▶ **DATA SHOWN**:
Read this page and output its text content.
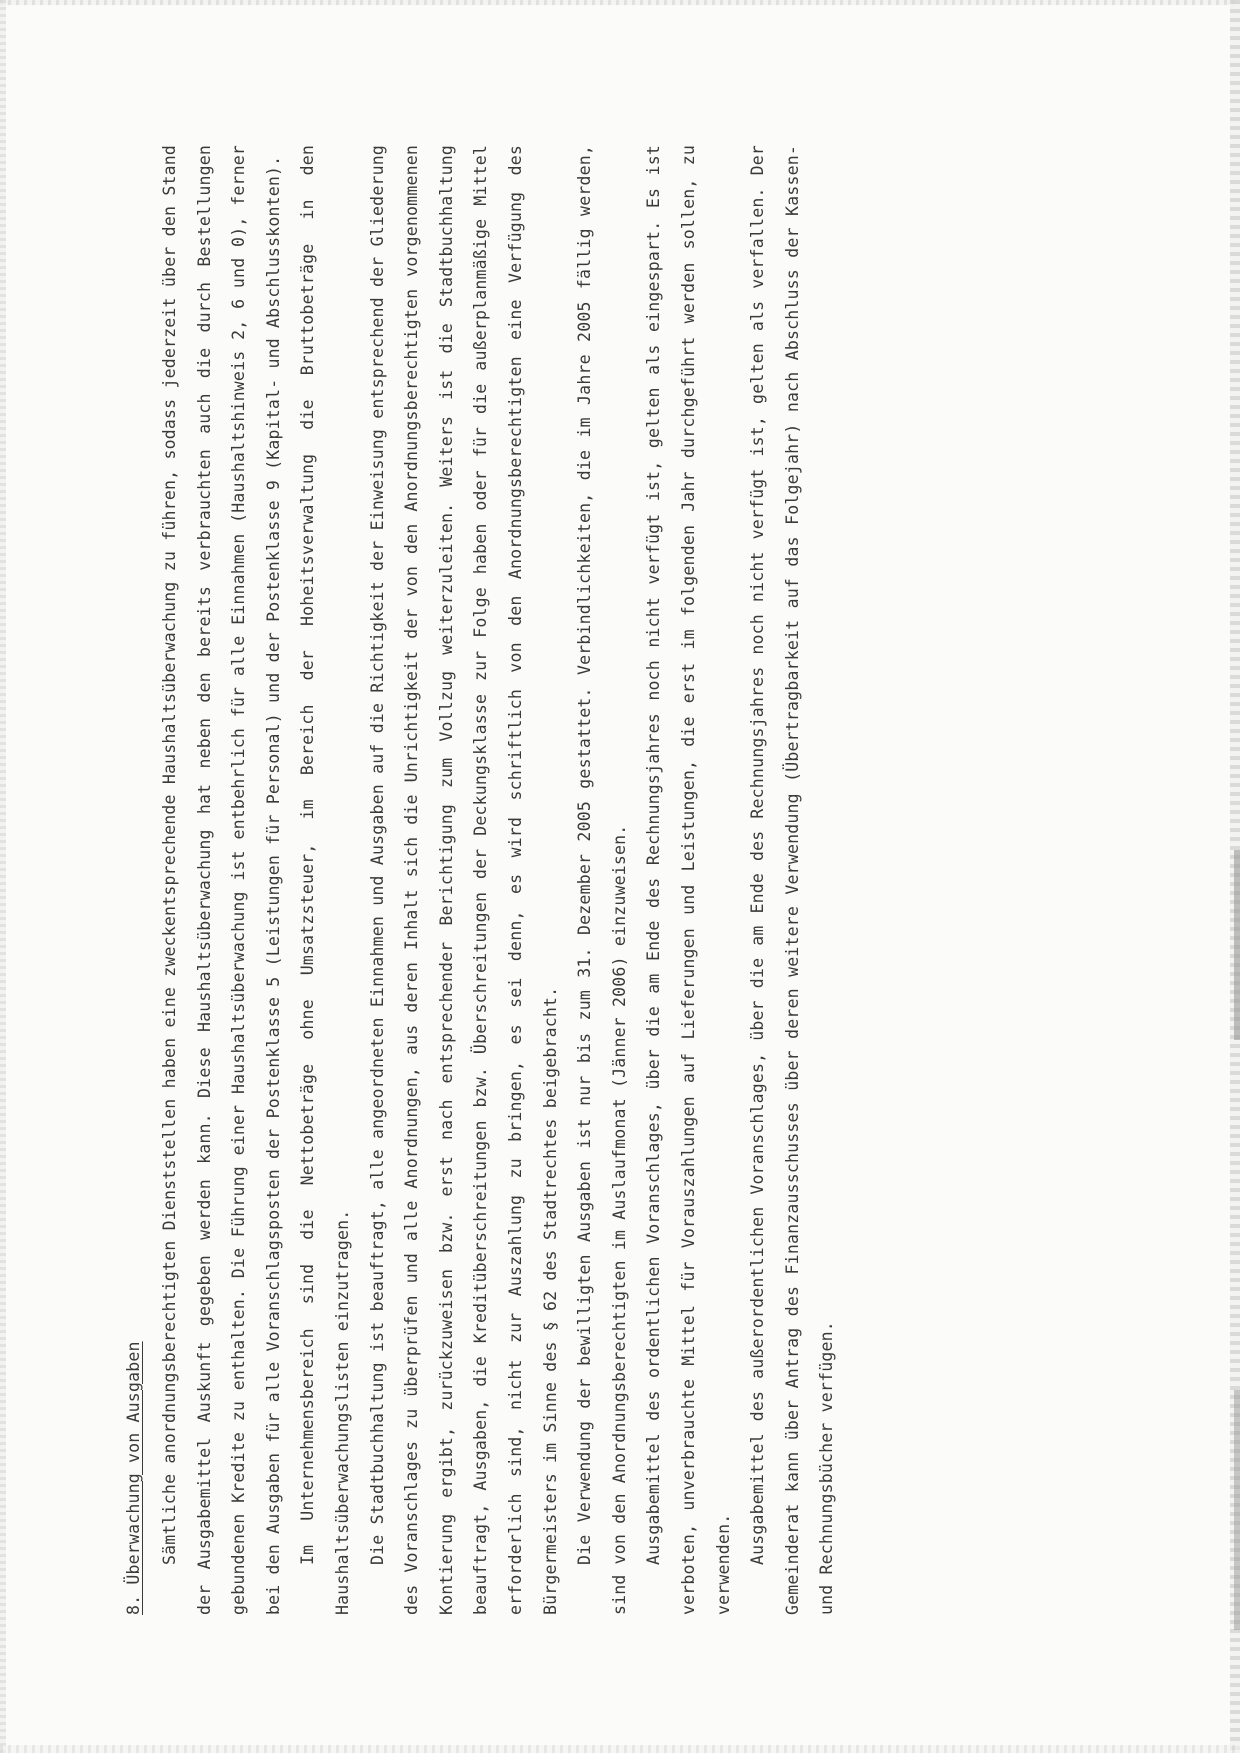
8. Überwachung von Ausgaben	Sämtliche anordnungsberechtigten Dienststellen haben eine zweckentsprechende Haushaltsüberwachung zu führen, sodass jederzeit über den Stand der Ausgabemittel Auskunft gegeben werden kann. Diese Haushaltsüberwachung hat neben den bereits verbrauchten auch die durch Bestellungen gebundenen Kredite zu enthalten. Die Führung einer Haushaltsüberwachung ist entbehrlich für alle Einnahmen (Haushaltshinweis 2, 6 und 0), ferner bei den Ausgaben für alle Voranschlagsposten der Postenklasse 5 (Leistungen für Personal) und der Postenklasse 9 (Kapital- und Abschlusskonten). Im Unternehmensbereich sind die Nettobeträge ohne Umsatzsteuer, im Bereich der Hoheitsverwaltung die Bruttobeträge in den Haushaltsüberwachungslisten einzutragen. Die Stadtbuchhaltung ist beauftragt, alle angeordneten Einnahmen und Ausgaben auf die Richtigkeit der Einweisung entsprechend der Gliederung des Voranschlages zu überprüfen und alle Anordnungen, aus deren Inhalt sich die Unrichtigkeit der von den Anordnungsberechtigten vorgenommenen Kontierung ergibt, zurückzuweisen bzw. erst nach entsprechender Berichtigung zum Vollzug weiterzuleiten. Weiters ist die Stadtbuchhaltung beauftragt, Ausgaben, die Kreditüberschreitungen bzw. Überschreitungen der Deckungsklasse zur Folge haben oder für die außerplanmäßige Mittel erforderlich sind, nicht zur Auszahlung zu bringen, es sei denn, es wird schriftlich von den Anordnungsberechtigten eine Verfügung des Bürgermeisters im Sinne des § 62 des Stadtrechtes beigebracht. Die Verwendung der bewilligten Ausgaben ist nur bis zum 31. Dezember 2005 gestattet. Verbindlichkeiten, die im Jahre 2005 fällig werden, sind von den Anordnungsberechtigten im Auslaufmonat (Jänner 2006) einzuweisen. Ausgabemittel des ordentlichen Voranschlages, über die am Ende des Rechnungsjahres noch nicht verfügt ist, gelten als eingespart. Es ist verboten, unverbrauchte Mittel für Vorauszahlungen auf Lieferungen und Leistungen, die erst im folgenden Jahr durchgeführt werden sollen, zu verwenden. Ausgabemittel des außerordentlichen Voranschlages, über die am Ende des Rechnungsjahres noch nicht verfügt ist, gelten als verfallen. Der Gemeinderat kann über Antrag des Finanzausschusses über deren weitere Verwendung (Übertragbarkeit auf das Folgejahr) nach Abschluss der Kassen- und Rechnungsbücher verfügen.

--

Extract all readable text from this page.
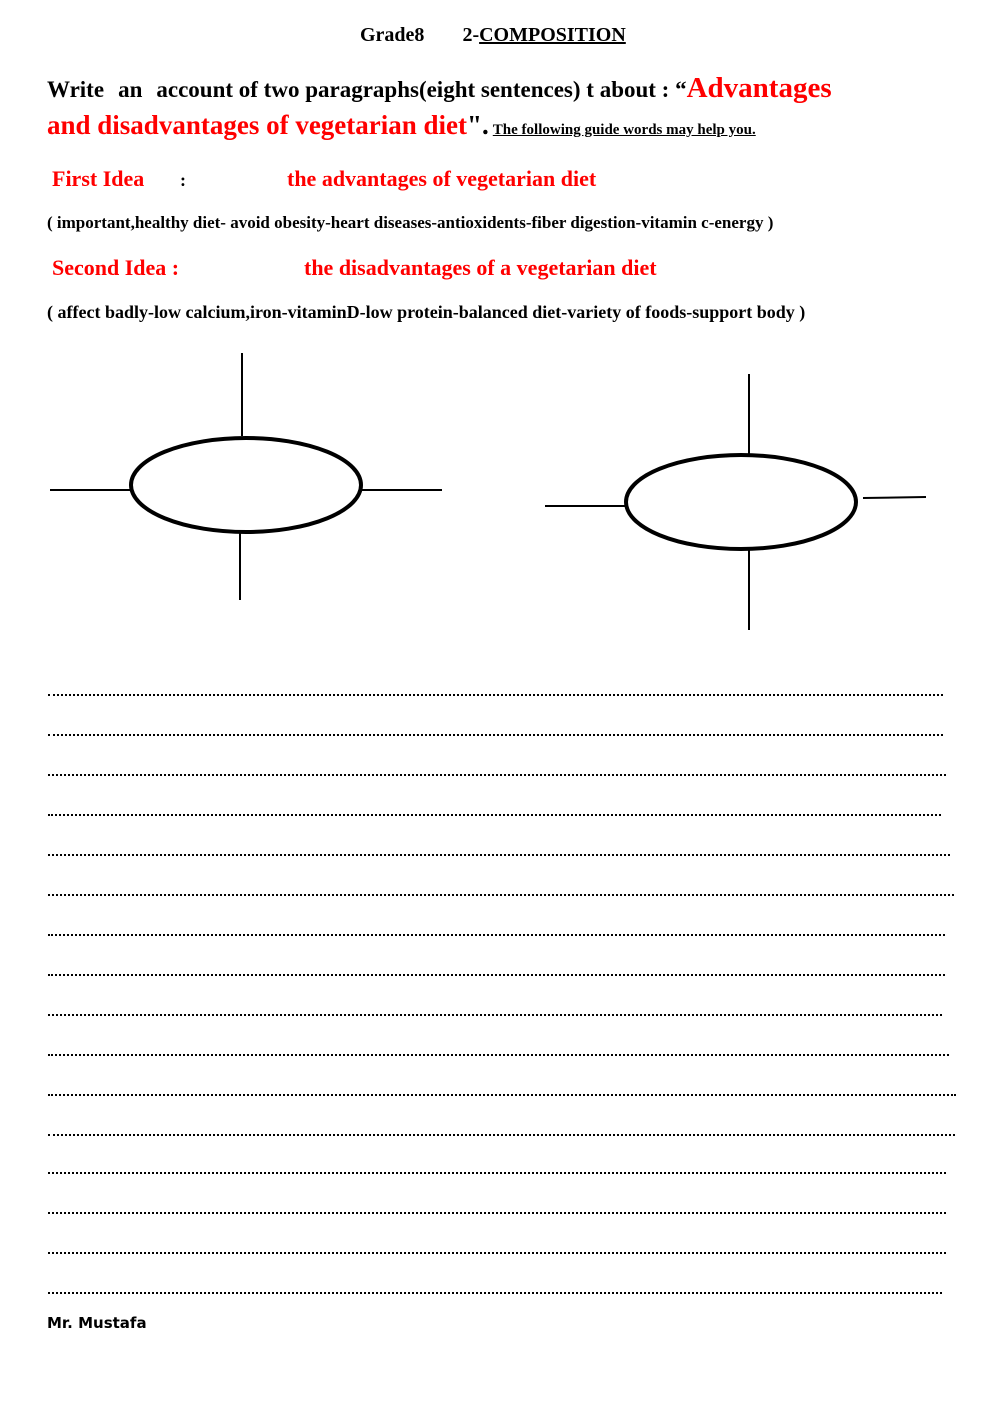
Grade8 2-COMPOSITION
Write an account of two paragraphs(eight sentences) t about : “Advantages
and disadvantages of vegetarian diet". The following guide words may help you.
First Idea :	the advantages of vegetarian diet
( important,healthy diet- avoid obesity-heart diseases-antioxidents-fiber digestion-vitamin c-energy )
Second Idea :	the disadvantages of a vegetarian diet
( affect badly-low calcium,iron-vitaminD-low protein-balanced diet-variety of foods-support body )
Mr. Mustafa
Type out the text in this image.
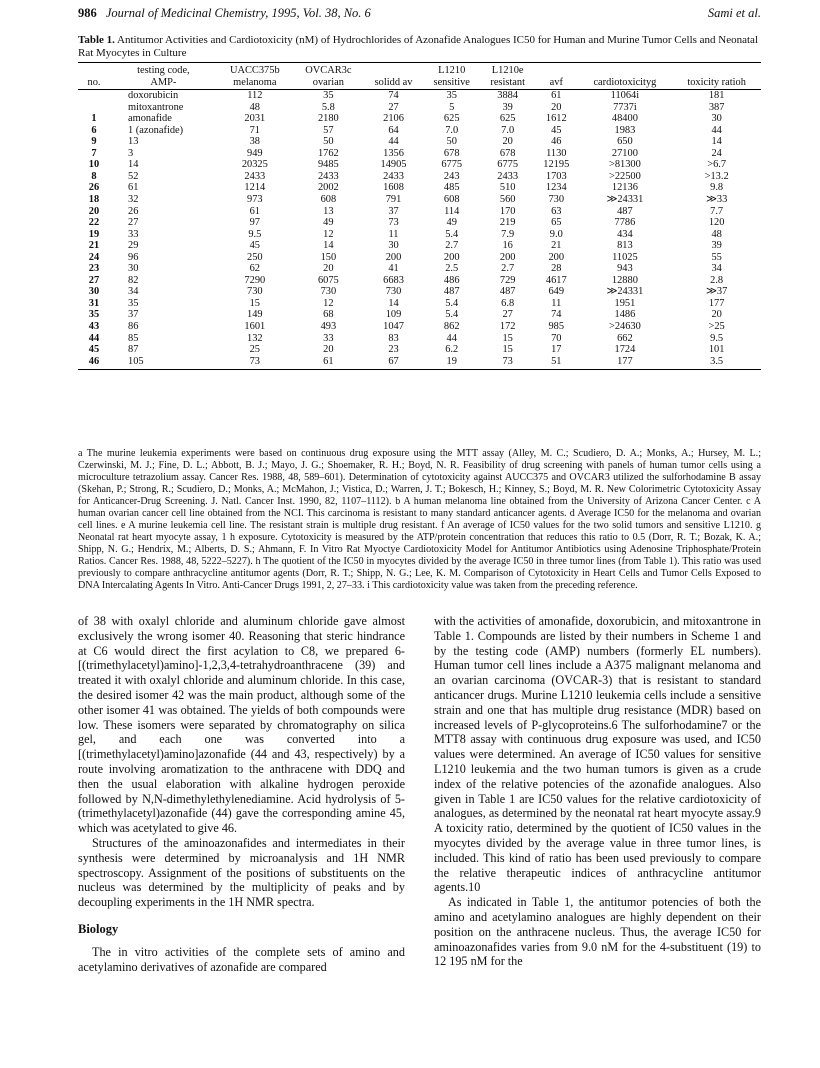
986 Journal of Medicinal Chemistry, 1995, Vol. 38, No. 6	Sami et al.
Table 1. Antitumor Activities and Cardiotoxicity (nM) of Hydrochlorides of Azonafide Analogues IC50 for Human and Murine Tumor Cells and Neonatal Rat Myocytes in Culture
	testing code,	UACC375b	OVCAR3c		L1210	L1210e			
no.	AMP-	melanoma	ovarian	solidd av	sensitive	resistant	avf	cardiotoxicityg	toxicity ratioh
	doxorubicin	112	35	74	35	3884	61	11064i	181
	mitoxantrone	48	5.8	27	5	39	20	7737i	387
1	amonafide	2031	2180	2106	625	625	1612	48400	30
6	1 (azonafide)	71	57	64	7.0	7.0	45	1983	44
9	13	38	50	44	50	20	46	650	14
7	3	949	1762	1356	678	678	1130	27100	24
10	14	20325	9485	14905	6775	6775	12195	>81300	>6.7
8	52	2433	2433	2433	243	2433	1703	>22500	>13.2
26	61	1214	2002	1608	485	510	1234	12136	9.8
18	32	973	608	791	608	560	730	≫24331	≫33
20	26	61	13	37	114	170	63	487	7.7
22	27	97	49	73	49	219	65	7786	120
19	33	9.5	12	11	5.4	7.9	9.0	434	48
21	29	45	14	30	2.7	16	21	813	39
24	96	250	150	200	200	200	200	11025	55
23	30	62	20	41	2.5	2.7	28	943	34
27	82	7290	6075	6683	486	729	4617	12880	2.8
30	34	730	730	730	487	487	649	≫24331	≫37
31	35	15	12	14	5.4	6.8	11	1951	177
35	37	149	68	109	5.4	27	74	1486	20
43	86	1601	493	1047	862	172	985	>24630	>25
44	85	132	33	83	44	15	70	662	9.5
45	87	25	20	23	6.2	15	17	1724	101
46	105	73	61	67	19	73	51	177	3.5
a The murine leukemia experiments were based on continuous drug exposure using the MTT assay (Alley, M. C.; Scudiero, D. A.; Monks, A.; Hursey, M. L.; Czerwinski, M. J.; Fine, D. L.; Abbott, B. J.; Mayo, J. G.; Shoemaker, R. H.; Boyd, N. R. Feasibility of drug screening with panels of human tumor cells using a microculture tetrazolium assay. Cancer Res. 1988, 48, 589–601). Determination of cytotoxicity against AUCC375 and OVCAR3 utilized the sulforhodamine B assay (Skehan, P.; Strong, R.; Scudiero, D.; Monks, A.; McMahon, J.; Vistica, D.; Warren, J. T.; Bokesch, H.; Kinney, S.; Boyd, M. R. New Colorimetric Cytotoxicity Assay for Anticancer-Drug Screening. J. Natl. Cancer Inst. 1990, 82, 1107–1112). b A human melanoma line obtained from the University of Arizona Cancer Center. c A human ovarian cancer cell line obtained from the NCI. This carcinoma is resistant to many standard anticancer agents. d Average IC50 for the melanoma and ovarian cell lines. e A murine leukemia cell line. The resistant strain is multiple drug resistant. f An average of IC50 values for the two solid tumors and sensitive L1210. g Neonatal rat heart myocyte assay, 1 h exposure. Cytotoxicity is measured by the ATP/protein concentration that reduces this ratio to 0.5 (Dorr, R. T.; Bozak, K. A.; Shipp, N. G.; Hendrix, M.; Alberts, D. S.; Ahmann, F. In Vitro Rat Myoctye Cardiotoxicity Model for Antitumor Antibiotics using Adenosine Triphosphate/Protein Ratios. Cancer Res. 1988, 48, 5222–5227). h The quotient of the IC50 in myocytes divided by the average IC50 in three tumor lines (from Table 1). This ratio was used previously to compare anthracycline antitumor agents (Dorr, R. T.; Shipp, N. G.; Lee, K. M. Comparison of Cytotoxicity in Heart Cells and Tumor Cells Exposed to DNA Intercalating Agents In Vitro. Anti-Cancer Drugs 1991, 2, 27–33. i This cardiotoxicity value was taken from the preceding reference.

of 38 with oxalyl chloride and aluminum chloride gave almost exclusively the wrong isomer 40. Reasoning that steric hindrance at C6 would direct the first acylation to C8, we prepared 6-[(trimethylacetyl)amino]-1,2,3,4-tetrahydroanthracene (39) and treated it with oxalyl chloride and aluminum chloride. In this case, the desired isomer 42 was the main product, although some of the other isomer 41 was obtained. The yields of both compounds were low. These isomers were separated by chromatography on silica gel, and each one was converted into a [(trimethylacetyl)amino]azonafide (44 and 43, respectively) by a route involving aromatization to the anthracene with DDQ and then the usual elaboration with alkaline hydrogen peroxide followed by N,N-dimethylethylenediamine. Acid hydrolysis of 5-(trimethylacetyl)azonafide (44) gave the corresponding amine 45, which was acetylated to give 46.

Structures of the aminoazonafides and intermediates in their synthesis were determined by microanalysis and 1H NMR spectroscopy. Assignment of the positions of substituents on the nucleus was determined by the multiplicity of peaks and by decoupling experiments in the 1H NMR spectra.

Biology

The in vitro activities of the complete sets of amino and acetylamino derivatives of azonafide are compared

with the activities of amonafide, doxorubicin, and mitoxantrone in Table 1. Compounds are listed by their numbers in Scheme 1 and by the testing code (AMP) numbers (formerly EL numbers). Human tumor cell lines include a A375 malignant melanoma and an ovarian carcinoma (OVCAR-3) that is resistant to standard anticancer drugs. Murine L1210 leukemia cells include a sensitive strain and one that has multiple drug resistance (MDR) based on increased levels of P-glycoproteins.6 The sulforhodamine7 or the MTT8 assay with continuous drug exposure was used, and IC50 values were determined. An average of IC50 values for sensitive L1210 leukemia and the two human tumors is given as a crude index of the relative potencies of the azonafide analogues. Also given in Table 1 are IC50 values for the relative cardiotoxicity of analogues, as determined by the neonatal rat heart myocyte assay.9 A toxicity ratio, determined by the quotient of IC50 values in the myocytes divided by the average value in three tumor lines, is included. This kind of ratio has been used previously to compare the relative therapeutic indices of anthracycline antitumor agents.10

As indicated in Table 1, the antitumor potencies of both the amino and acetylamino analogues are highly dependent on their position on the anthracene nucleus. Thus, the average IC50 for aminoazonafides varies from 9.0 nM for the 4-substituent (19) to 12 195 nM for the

==

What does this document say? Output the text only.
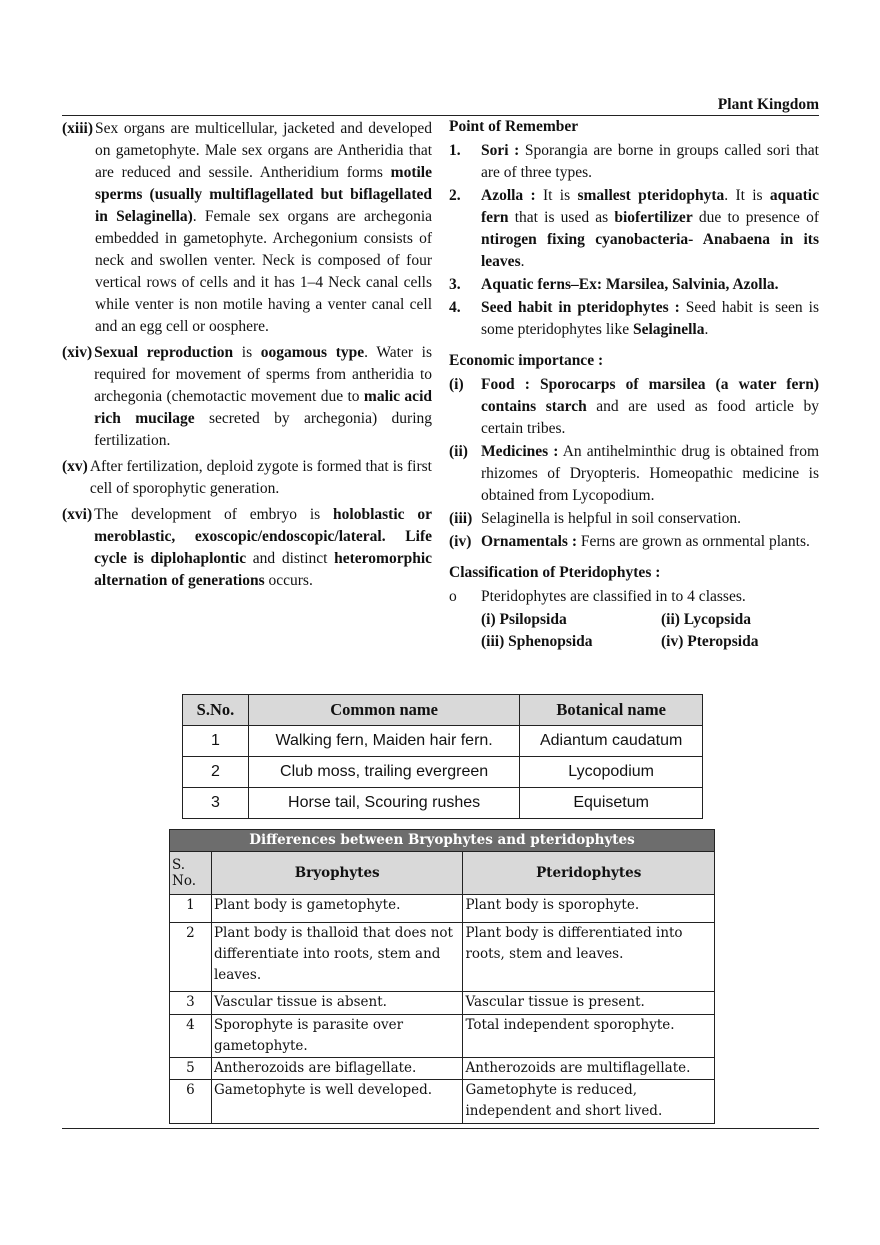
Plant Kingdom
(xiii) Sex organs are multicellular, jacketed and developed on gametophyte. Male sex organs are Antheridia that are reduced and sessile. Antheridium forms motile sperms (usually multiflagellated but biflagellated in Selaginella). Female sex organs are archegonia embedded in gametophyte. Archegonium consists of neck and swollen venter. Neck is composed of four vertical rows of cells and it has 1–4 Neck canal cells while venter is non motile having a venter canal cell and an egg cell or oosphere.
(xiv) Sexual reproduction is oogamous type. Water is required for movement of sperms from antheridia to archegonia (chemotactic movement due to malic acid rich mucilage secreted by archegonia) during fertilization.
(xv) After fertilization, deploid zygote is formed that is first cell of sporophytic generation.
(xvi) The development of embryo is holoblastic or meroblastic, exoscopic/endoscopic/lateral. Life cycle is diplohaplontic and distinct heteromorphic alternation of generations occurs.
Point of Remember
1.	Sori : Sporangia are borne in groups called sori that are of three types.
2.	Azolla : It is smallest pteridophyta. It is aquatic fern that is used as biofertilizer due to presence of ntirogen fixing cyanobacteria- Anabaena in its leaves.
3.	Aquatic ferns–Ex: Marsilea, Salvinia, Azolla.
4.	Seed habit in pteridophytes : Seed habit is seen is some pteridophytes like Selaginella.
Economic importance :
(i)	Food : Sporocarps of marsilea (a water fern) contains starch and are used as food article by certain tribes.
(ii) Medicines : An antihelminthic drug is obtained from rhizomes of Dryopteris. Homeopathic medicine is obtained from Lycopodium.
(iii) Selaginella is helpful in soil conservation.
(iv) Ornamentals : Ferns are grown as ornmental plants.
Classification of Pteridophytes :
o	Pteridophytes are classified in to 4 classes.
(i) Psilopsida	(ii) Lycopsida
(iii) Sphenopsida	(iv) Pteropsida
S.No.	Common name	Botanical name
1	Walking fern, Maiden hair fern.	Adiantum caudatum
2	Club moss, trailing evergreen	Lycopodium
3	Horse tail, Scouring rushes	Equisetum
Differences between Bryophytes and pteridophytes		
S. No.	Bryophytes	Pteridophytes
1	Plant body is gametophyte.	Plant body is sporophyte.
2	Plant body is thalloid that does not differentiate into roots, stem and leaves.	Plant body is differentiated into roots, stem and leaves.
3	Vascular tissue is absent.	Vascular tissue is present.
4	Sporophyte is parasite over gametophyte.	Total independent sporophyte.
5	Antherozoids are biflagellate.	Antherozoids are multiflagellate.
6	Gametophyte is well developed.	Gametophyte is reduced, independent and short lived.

▶ **TASK TO COMPLETE**: All lines that contain the word "page" must be copied from the records above.

▶ **WRITTEN RESPONSE**:
Read this page and output its text content.
Extract all readable text from this page.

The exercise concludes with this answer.